The entries are to be returned exactly, with images left out.

Begin SUPPLIED RECORDS

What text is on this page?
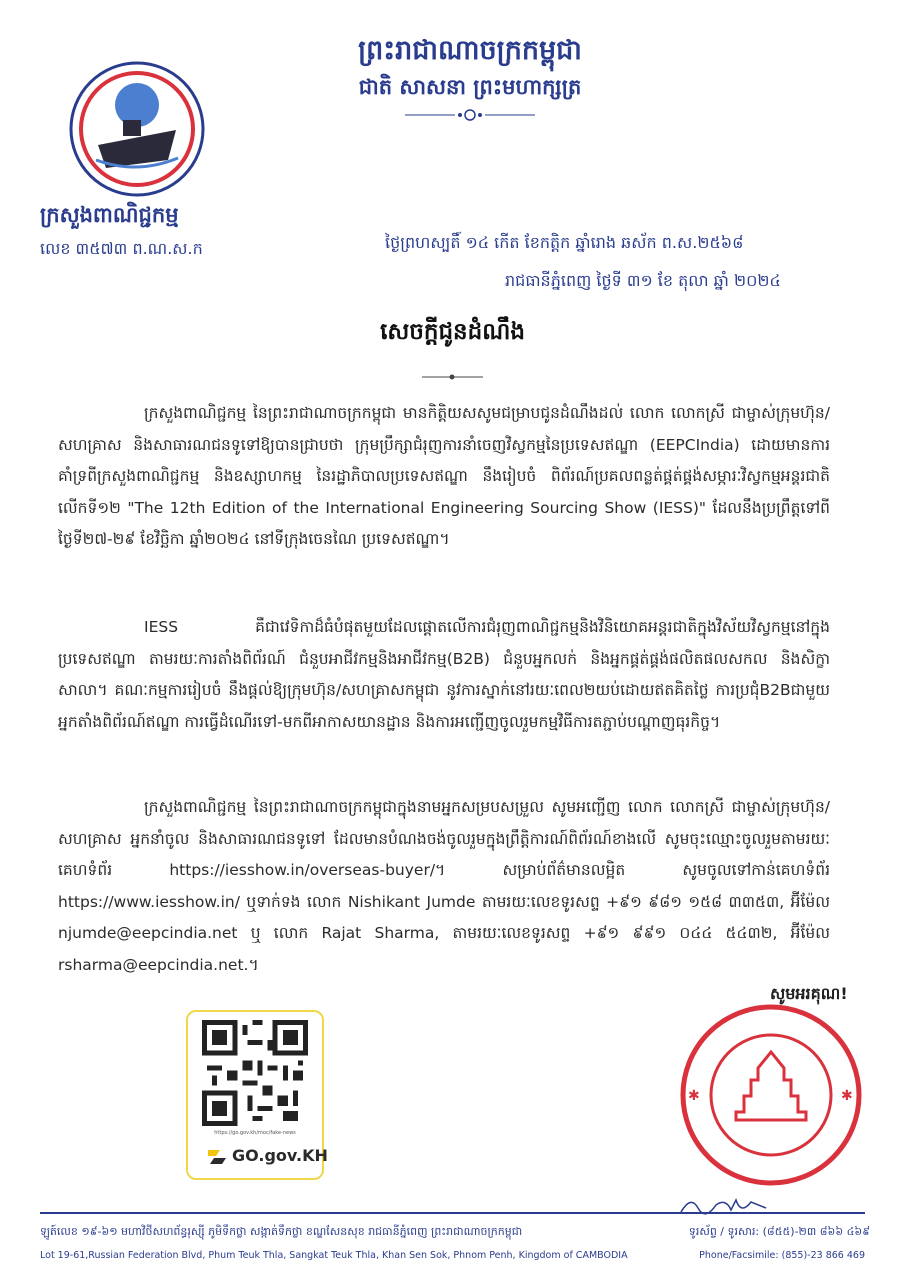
ព្រះរាជាណាចក្រកម្ពុជា
ជាតិ សាសនា ព្រះមហាក្សត្រ
ក្រសួងពាណិជ្ជកម្ម
លេខ ៣៥៧៣ ព.ណ.ស.ក	ថ្ងៃព្រហស្បតិ៍ ១៤ កើត ខែកត្តិក ឆ្នាំរោង ឆស័ក ព.ស.២៥៦៨
រាជធានីភ្នំពេញ ថ្ងៃទី ៣១ ខែ តុលា ឆ្នាំ ២០២៤
សេចក្តីជូនដំណឹង
ក្រសួងពាណិជ្ជកម្ម នៃព្រះរាជាណាចក្រកម្ពុជា មានកិត្តិយសសូមជម្រាបជូនដំណឹងដល់ លោក លោកស្រី ជាម្ចាស់ក្រុមហ៊ុន/សហគ្រាស និងសាធារណជនទូទៅឱ្យបានជ្រាបថា ក្រុមប្រឹក្សាជំរុញការនាំចេញវិស្វកម្មនៃប្រទេសឥណ្ឌា (EEPCIndia) ដោយមានការគាំទ្រពីក្រសួងពាណិជ្ជកម្ម និងឧស្សាហកម្ម នៃរដ្ឋាភិបាលប្រទេសឥណ្ឌា នឹងរៀបចំ ពិព័រណ៍ប្រគលពន្លត់ផ្គត់ផ្គង់សម្ភារៈវិស្វកម្មអន្តរជាតិ លើកទី១២ "The 12th Edition of the International Engineering Sourcing Show (IESS)" ដែលនឹងប្រព្រឹត្តទៅពីថ្ងៃទី២៧-២៩ ខែវិច្ឆិកា ឆ្នាំ២០២៤ នៅទីក្រុងចេនណៃ ប្រទេសឥណ្ឌា។
IESS គឺជាវេទិកាដ៏ធំបំផុតមួយដែលផ្តោតលើការជំរុញពាណិជ្ជកម្មនិងវិនិយោគអន្តរជាតិក្នុងវិស័យវិស្វកម្មនៅក្នុងប្រទេសឥណ្ឌា តាមរយៈការតាំងពិព័រណ៍ ជំនួបអាជីវកម្មនិងអាជីវកម្ម(B2B) ជំនួបអ្នកលក់ និងអ្នកផ្គត់ផ្គង់ផលិតផលសកល និងសិក្ខាសាលា។ គណៈកម្មការរៀបចំ នឹងផ្តល់ឱ្យក្រុមហ៊ុន/សហគ្រាសកម្ពុជា នូវការស្នាក់នៅរយៈពេល២យប់ដោយឥតគិតថ្លៃ ការប្រជុំB2Bជាមួយអ្នកតាំងពិព័រណ៍ឥណ្ឌា ការធ្វើដំណើរទៅ-មកពីអាកាសយានដ្ឋាន និងការអញ្ជើញចូលរួមកម្មវិធីការតភ្ជាប់បណ្តាញធុរកិច្ច។
ក្រសួងពាណិជ្ជកម្ម នៃព្រះរាជាណាចក្រកម្ពុជាក្នុងនាមអ្នកសម្របសម្រួល សូមអញ្ជើញ លោក លោកស្រី ជាម្ចាស់ក្រុមហ៊ុន/សហគ្រាស អ្នកនាំចូល និងសាធារណជនទូទៅ ដែលមានបំណងចង់ចូលរួមក្នុងព្រឹត្តិការណ៍ពិព័រណ៍ខាងលើ សូមចុះឈ្មោះចូលរួមតាមរយៈគេហទំព័រ https://iesshow.in/overseas-buyer/។ សម្រាប់ព័ត៌មានលម្អិត សូមចូលទៅកាន់គេហទំព័រ https://www.iesshow.in/ ឬទាក់ទង លោក Nishikant Jumde តាមរយៈលេខទូរសព្ទ +៩១ ៩៨១ ១៥៨ ៣៣៥៣, អ៊ីម៉ែល njumde@eepcindia.net ឬ លោក Rajat Sharma, តាមរយៈលេខទូរសព្ទ +៩១ ៩៩១ ០៤៤ ៥៤៣២, អ៊ីម៉ែល rsharma@eepcindia.net.។
សូមអរគុណ!
https://go.gov.kh/moc/fake-news
GO.gov.KH
✱	✱
ឡូត៍លេខ ១៩-៦១ មហាវិថីសហព័ន្ធរុស្ស៊ី ភូមិទឹកថ្លា សង្កាត់ទឹកថ្លា ខណ្ឌសែនសុខ រាជធានីភ្នំពេញ ព្រះរាជាណាចក្រកម្ពុជា	ទូរស័ព្ទ / ទូរសារ: (៨៥៥)-២៣ ៨៦៦ ៤៦៩
Lot 19-61,Russian Federation Blvd, Phum Teuk Thla, Sangkat Teuk Thla, Khan Sen Sok, Phnom Penh, Kingdom of CAMBODIA	Phone/Facsimile: (855)-23 866 469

End SUPPLIED RECORDS

ANSWER BELOW
What text is on this page?
ព្រះរាជាណាចក្រកម្ពុជា
ជាតិ សាសនា ព្រះមហាក្សត្រ
ក្រសួងពាណិជ្ជកម្ម
លេខ ៣៥៧៣ ព.ណ.ស.ក	ថ្ងៃព្រហស្បតិ៍ ១៤ កើត ខែកត្តិក ឆ្នាំរោង ឆស័ក ព.ស.២៥៦៨
រាជធានីភ្នំពេញ ថ្ងៃទី ៣១ ខែ តុលា ឆ្នាំ ២០២៤
សេចក្តីជូនដំណឹង
ក្រសួងពាណិជ្ជកម្ម នៃព្រះរាជាណាចក្រកម្ពុជា មានកិត្តិយសសូមជម្រាបជូនដំណឹងដល់ លោក លោកស្រី ជាម្ចាស់ក្រុមហ៊ុន/សហគ្រាស និងសាធារណជនទូទៅឱ្យបានជ្រាបថា ក្រុមប្រឹក្សាជំរុញការនាំចេញវិស្វកម្មនៃប្រទេសឥណ្ឌា (EEPCIndia) ដោយមានការគាំទ្រពីក្រសួងពាណិជ្ជកម្ម និងឧស្សាហកម្ម នៃរដ្ឋាភិបាលប្រទេសឥណ្ឌា នឹងរៀបចំ ពិព័រណ៍ប្រគលពន្លត់ផ្គត់ផ្គង់សម្ភារៈវិស្វកម្មអន្តរជាតិ លើកទី១២ "The 12th Edition of the International Engineering Sourcing Show (IESS)" ដែលនឹងប្រព្រឹត្តទៅពីថ្ងៃទី២៧-២៩ ខែវិច្ឆិកា ឆ្នាំ២០២៤ នៅទីក្រុងចេនណៃ ប្រទេសឥណ្ឌា។
IESS គឺជាវេទិកាដ៏ធំបំផុតមួយដែលផ្តោតលើការជំរុញពាណិជ្ជកម្មនិងវិនិយោគអន្តរជាតិក្នុងវិស័យវិស្វកម្មនៅក្នុងប្រទេសឥណ្ឌា តាមរយៈការតាំងពិព័រណ៍ ជំនួបអាជីវកម្មនិងអាជីវកម្ម(B2B) ជំនួបអ្នកលក់ និងអ្នកផ្គត់ផ្គង់ផលិតផលសកល និងសិក្ខាសាលា។ គណៈកម្មការរៀបចំ នឹងផ្តល់ឱ្យក្រុមហ៊ុន/សហគ្រាសកម្ពុជា នូវការស្នាក់នៅរយៈពេល២យប់ដោយឥតគិតថ្លៃ ការប្រជុំB2Bជាមួយអ្នកតាំងពិព័រណ៍ឥណ្ឌា ការធ្វើដំណើរទៅ-មកពីអាកាសយានដ្ឋាន និងការអញ្ជើញចូលរួមកម្មវិធីការតភ្ជាប់បណ្តាញធុរកិច្ច។
ក្រសួងពាណិជ្ជកម្ម នៃព្រះរាជាណាចក្រកម្ពុជាក្នុងនាមអ្នកសម្របសម្រួល សូមអញ្ជើញ លោក លោកស្រី ជាម្ចាស់ក្រុមហ៊ុន/សហគ្រាស អ្នកនាំចូល និងសាធារណជនទូទៅ ដែលមានបំណងចង់ចូលរួមក្នុងព្រឹត្តិការណ៍ពិព័រណ៍ខាងលើ សូមចុះឈ្មោះចូលរួមតាមរយៈគេហទំព័រ https://iesshow.in/overseas-buyer/។ សម្រាប់ព័ត៌មានលម្អិត សូមចូលទៅកាន់គេហទំព័រ https://www.iesshow.in/ ឬទាក់ទង លោក Nishikant Jumde តាមរយៈលេខទូរសព្ទ +៩១ ៩៨១ ១៥៨ ៣៣៥៣, អ៊ីម៉ែល njumde@eepcindia.net ឬ លោក Rajat Sharma, តាមរយៈលេខទូរសព្ទ +៩១ ៩៩១ ០៤៤ ៥៤៣២, អ៊ីម៉ែល rsharma@eepcindia.net.។
សូមអរគុណ!
https://go.gov.kh/moc/fake-news
GO.gov.KH
✱	✱
ឡូត៍លេខ ១៩-៦១ មហាវិថីសហព័ន្ធរុស្ស៊ី ភូមិទឹកថ្លា សង្កាត់ទឹកថ្លា ខណ្ឌសែនសុខ រាជធានីភ្នំពេញ ព្រះរាជាណាចក្រកម្ពុជា	ទូរស័ព្ទ / ទូរសារ: (៨៥៥)-២៣ ៨៦៦ ៤៦៩
Lot 19-61,Russian Federation Blvd, Phum Teuk Thla, Sangkat Teuk Thla, Khan Sen Sok, Phnom Penh, Kingdom of CAMBODIA	Phone/Facsimile: (855)-23 866 469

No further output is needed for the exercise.